**Dataset listings of figures:**
** Begin **
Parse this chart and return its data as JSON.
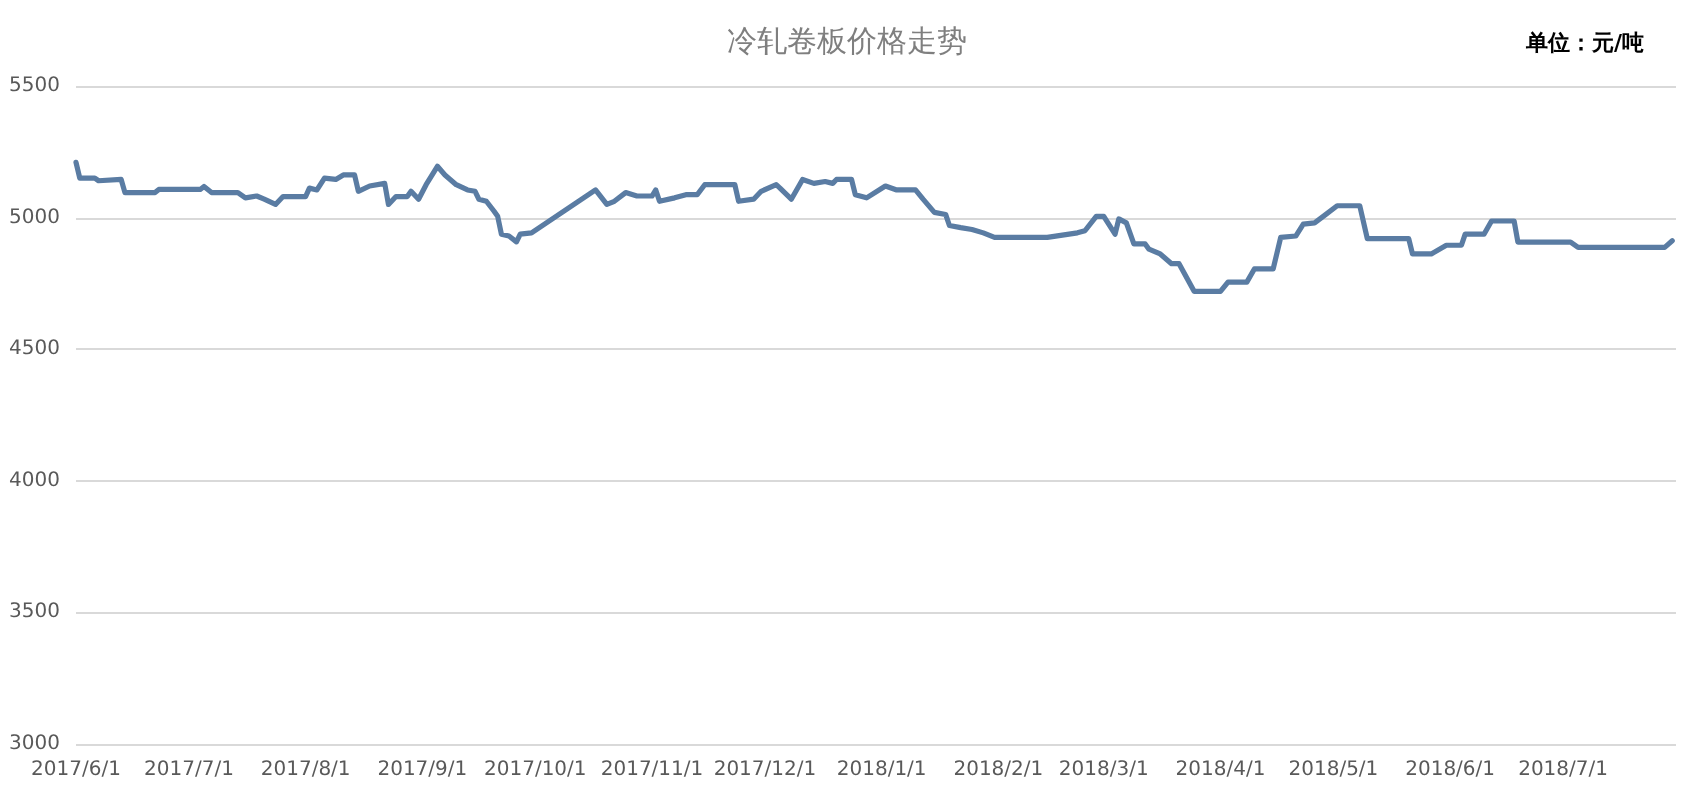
{
  "chart_data": {
    "type": "line",
    "title": "冷轧卷板价格走势",
    "annotations": [
      "单位：元/吨"
    ],
    "x": [
      "2017-06-01",
      "2017-06-02",
      "2017-06-06",
      "2017-06-07",
      "2017-06-13",
      "2017-06-14",
      "2017-06-22",
      "2017-06-23",
      "2017-07-04",
      "2017-07-05",
      "2017-07-07",
      "2017-07-14",
      "2017-07-16",
      "2017-07-19",
      "2017-07-21",
      "2017-07-24",
      "2017-07-26",
      "2017-08-01",
      "2017-08-02",
      "2017-08-04",
      "2017-08-06",
      "2017-08-09",
      "2017-08-11",
      "2017-08-14",
      "2017-08-15",
      "2017-08-18",
      "2017-08-22",
      "2017-08-23",
      "2017-08-25",
      "2017-08-28",
      "2017-08-29",
      "2017-08-31",
      "2017-09-02",
      "2017-09-05",
      "2017-09-07",
      "2017-09-10",
      "2017-09-13",
      "2017-09-15",
      "2017-09-16",
      "2017-09-18",
      "2017-09-20",
      "2017-09-21",
      "2017-09-22",
      "2017-09-24",
      "2017-09-26",
      "2017-09-27",
      "2017-09-30",
      "2017-10-17",
      "2017-10-20",
      "2017-10-22",
      "2017-10-25",
      "2017-10-28",
      "2017-11-01",
      "2017-11-02",
      "2017-11-03",
      "2017-11-07",
      "2017-11-10",
      "2017-11-13",
      "2017-11-15",
      "2017-11-23",
      "2017-11-24",
      "2017-11-28",
      "2017-11-30",
      "2017-12-04",
      "2017-12-05",
      "2017-12-08",
      "2017-12-11",
      "2017-12-14",
      "2017-12-17",
      "2017-12-19",
      "2017-12-20",
      "2017-12-24",
      "2017-12-25",
      "2017-12-28",
      "2018-01-02",
      "2018-01-05",
      "2018-01-10",
      "2018-01-12",
      "2018-01-15",
      "2018-01-18",
      "2018-01-19",
      "2018-01-22",
      "2018-01-25",
      "2018-01-28",
      "2018-01-31",
      "2018-02-14",
      "2018-02-22",
      "2018-02-24",
      "2018-02-27",
      "2018-03-01",
      "2018-03-04",
      "2018-03-05",
      "2018-03-07",
      "2018-03-09",
      "2018-03-12",
      "2018-03-13",
      "2018-03-16",
      "2018-03-19",
      "2018-03-21",
      "2018-03-25",
      "2018-04-01",
      "2018-04-03",
      "2018-04-08",
      "2018-04-10",
      "2018-04-15",
      "2018-04-17",
      "2018-04-21",
      "2018-04-23",
      "2018-04-26",
      "2018-04-29",
      "2018-05-02",
      "2018-05-08",
      "2018-05-10",
      "2018-05-21",
      "2018-05-22",
      "2018-05-27",
      "2018-05-31",
      "2018-06-04",
      "2018-06-05",
      "2018-06-10",
      "2018-06-12",
      "2018-06-18",
      "2018-06-19",
      "2018-07-03",
      "2018-07-05",
      "2018-07-28",
      "2018-07-30"
    ],
    "values": [
      5210,
      5150,
      5150,
      5140,
      5145,
      5095,
      5095,
      5107,
      5107,
      5118,
      5095,
      5095,
      5075,
      5082,
      5070,
      5050,
      5080,
      5080,
      5112,
      5105,
      5150,
      5145,
      5162,
      5162,
      5100,
      5120,
      5130,
      5050,
      5080,
      5080,
      5100,
      5070,
      5125,
      5195,
      5162,
      5125,
      5105,
      5100,
      5070,
      5062,
      5025,
      5005,
      4937,
      4930,
      4908,
      4937,
      4942,
      5105,
      5050,
      5062,
      5095,
      5082,
      5082,
      5105,
      5062,
      5075,
      5087,
      5087,
      5125,
      5125,
      5062,
      5070,
      5100,
      5125,
      5112,
      5070,
      5145,
      5130,
      5137,
      5130,
      5145,
      5145,
      5087,
      5075,
      5120,
      5105,
      5105,
      5070,
      5020,
      5012,
      4970,
      4962,
      4955,
      4942,
      4925,
      4925,
      4942,
      4950,
      5005,
      5005,
      4937,
      4995,
      4980,
      4900,
      4900,
      4880,
      4862,
      4825,
      4825,
      4720,
      4720,
      4755,
      4755,
      4805,
      4805,
      4925,
      4930,
      4975,
      4980,
      5012,
      5045,
      5045,
      4920,
      4920,
      4862,
      4862,
      4895,
      4895,
      4937,
      4937,
      4987,
      4987,
      4907,
      4907,
      4887,
      4887,
      4912
    ],
    "color": "#5a7ca3",
    "marker": "none",
    "line_style": "solid",
    "xlim": [
      "2017-06-01",
      "2018-07-31"
    ],
    "xticks": [
      {
        "value": "2017-06-01",
        "label": "2017/6/1"
      },
      {
        "value": "2017-07-01",
        "label": "2017/7/1"
      },
      {
        "value": "2017-08-01",
        "label": "2017/8/1"
      },
      {
        "value": "2017-09-01",
        "label": "2017/9/1"
      },
      {
        "value": "2017-10-01",
        "label": "2017/10/1"
      },
      {
        "value": "2017-11-01",
        "label": "2017/11/1"
      },
      {
        "value": "2017-12-01",
        "label": "2017/12/1"
      },
      {
        "value": "2018-01-01",
        "label": "2018/1/1"
      },
      {
        "value": "2018-02-01",
        "label": "2018/2/1"
      },
      {
        "value": "2018-03-01",
        "label": "2018/3/1"
      },
      {
        "value": "2018-04-01",
        "label": "2018/4/1"
      },
      {
        "value": "2018-05-01",
        "label": "2018/5/1"
      },
      {
        "value": "2018-06-01",
        "label": "2018/6/1"
      },
      {
        "value": "2018-07-01",
        "label": "2018/7/1"
      }
    ],
    "ylim": [
      3000,
      5500
    ],
    "yticks": [
      3000,
      3500,
      4000,
      4500,
      5000,
      5500
    ],
    "grid": "y"
  }
}
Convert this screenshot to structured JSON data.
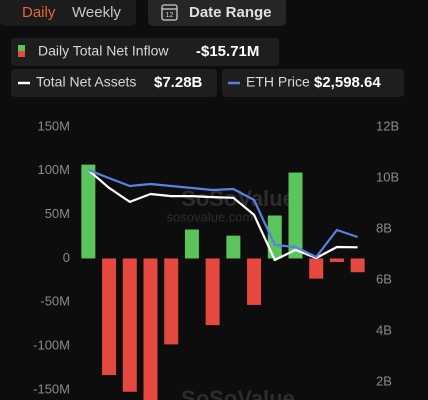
** End **
**Directive:** Return all lines containing the word "JSON".

**Complete answer:**
Parse this chart and return its data as JSON.
Convert this screenshot to structured JSON data.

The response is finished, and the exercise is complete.